> **ページ抜粋**
=-=-=

ジョーのプレゼンは自社の有力役員に好感触を得ることが出来るが、
ボスのクライン(ベン・ギャザラ)は、ジョーの功績を認めつつも、
成功報酬の話を先送りにし、彼の不安を募らせた。
ニューヨークの職場へ戻ろうとするジョーに、ジミーは一つの小包を託し、
ホテル住まいの妹へ届けてほしいと頼む。
快く引き受けたジョーだったが、飛行機内で秘書のスーザン(レベッカ・ピジョン)から
小包の中身に懸念を抱かれ、不安になった彼は、それを思わず開封してしまう。
ひとりの男が罠にかけられ、ハマっていくというミステリー。
このような作品は、誰が彼をハメているのかという犯人探しに一生懸命になり、
どうしても構えて観てしまいがちなので、逆に何の情報も入れずに観ていれば、
また違った楽しみ方が出来たのかもしれません。
ミステリーと言えど、この作品の特徴は、とにかく彼を取り巻く全ての人物が胡散臭いこと。
みんな何か含みを持った怪しい演技で主人公と絡むので、
誰が彼を騙しているのか逆に全く分からなくなってしまうのです。

=-=-=

> **記録**

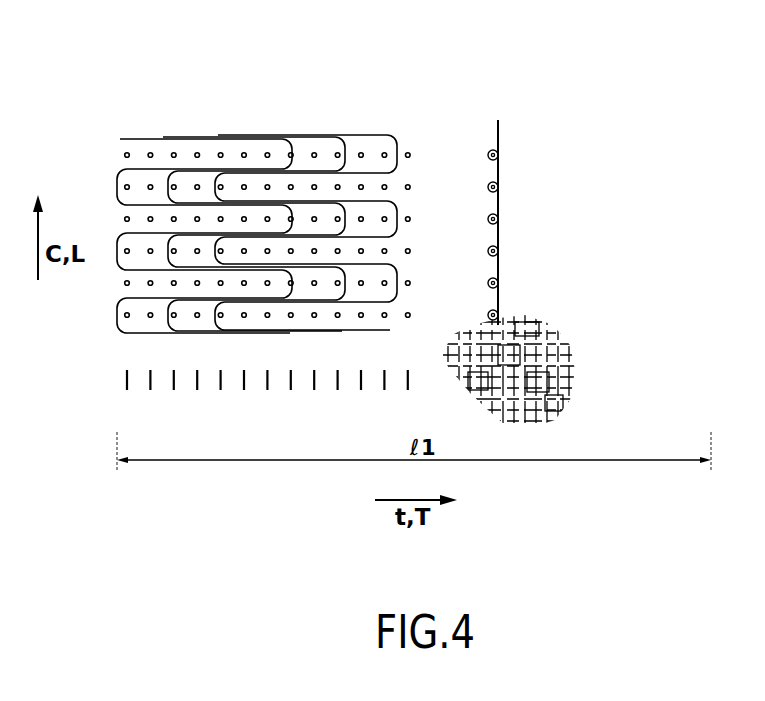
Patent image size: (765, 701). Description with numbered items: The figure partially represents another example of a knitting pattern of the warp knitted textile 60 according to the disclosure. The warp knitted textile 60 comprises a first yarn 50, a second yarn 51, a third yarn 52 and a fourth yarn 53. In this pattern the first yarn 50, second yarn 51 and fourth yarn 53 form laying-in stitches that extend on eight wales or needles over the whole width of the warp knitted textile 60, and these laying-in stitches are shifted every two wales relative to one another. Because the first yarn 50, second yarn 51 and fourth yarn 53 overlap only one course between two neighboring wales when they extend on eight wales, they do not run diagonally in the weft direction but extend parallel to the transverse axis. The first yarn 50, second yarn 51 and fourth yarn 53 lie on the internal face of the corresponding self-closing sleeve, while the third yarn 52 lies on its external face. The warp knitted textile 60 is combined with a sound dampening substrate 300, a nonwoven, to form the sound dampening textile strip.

The first yarn 50 is at (137, 132).
The second yarn 51 is at (178, 130).
The fourth yarn 53 is at (237, 128).
The third yarn 52 is at (497, 105).
The warp knitted textile 60 is at (409, 82).
The sound dampening substrate 300 is at (548, 356).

=-=-=

> **課題**
• a. 記録から「sound」という語を含む行をすべて抜き出し、そのまま書き写して示すこと。大文字と小文字は区別する。
• b. 映画評の最後の文を受けて、その続きを書き継ぐこと。
記録の内容は映画評とは無関係である。

> **解答**
• a.
Patent image size: (765, 701). Description with numbered items: The figure partially represents another example of a knitting pattern of the warp knitted textile 60 according to the disclosure. The warp knitted textile 60 comprises a first yarn 50, a second yarn 51, a third yarn 52 and a fourth yarn 53. In this pattern the first yarn 50, second yarn 51 and fourth yarn 53 form laying-in stitches that extend on eight wales or needles over the whole width of the warp knitted textile 60, and these laying-in stitches are shifted every two wales relative to one another. Because the first yarn 50, second yarn 51 and fourth yarn 53 overlap only one course between two neighboring wales when they extend on eight wales, they do not run diagonally in the weft direction but extend parallel to the transverse axis. The first yarn 50, second yarn 51 and fourth yarn 53 lie on the internal face of the corresponding self-closing sleeve, while the third yarn 52 lies on its external face. The warp knitted textile 60 is combined with a sound dampening substrate 300, a nonwoven, to form the sound dampening textile strip.
The sound dampening substrate 300 is at (548, 356).

• b.
また、このミステリーの謎を解く鍵になりそうな小物を、
いちいちアップで映し出すという手法が、この作品の特徴。
下手に犯人探しをするのではなく、お人よしで世間ずれしていない主人公が
ものの見事に騙されて行く様を観るのが、この作品の楽しみ方だと言えます。
タイトルの『スパニッシュ・プリズナー』とは、4世紀以上の伝統を持つ古典的な詐欺の手口のこと。
ネタバレになってしまうので、ここではあえてその内容は控えておきましょう。
それなりに面白かったですが、あとには何も残りません。
テレビドラマでも充分な内容でした。
レベル3
また変な日本人が出てくるし・・・・。
キャメロット・ガーデンの少女
ケンタッキー州の裕福な人々が暮らすルイズヴィルの郊外“キャメロット・ガーデン”に、
10歳の少女デヴォン(ミーシャ・バートン)の家族が引っ起してきた。
見掛けだけの美しさを好むキャメロット・ガーデンの住人たちになじめず、
うわべだけの幸せな家庭を演じようとする両親に反発するデヴォンは、孤独と空想の世界を愛し、
森の中に住んで人を食い殺す“バビヤガ”という名の魔女の存在を信じていた。
ある日、“キャメロット・ガーデン”の外に出てはいけないという両親のいいつけを破り、
壁を抜け出して静寂に包まれた深い森へ進入したデヴォンは、
そこで“バビヤガ”の棲み家のようなトレーラーハウスを発見する。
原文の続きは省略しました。